> [Aim]:
Within the records that follow, find every line containing the string "time". Copy those lines.

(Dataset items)
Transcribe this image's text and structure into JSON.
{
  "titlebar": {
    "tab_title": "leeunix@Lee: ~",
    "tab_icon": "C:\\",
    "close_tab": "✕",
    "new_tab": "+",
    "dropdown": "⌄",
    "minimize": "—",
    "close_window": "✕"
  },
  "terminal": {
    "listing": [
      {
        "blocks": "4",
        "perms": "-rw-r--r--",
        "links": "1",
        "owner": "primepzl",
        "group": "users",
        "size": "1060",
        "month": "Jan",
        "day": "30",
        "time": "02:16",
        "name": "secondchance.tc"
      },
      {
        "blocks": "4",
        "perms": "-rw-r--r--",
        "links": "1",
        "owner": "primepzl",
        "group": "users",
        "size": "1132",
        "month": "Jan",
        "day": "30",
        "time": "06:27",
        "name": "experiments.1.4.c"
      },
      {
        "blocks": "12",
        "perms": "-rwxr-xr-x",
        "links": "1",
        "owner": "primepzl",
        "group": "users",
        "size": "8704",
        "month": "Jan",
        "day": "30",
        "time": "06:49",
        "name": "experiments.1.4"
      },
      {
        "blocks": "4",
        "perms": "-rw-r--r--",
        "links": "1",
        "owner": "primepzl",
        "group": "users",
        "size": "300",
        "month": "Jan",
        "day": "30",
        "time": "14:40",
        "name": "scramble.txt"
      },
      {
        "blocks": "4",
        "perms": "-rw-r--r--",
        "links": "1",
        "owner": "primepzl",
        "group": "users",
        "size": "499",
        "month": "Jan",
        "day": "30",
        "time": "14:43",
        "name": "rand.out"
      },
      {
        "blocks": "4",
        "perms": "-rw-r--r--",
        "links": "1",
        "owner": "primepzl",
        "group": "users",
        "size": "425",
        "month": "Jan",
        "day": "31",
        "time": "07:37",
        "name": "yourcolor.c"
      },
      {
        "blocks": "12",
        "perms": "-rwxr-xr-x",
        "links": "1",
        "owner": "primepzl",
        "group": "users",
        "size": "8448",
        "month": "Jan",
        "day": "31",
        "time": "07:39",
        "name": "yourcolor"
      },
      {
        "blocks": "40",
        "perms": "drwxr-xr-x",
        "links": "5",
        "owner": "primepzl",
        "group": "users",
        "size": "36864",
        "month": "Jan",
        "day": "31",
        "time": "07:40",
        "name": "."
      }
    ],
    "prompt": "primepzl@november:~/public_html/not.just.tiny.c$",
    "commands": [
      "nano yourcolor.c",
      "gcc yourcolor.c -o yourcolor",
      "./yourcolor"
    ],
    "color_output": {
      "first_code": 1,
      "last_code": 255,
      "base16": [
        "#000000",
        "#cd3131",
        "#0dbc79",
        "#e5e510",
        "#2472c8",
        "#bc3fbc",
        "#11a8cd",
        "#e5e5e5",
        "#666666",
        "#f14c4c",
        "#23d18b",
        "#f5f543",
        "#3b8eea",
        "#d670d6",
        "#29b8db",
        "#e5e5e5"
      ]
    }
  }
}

> [Correct result]:
        "time": "02:16",
        "time": "06:27",
        "time": "06:49",
        "time": "14:40",
        "time": "14:43",
        "time": "07:37",
        "time": "07:39",
        "time": "07:40",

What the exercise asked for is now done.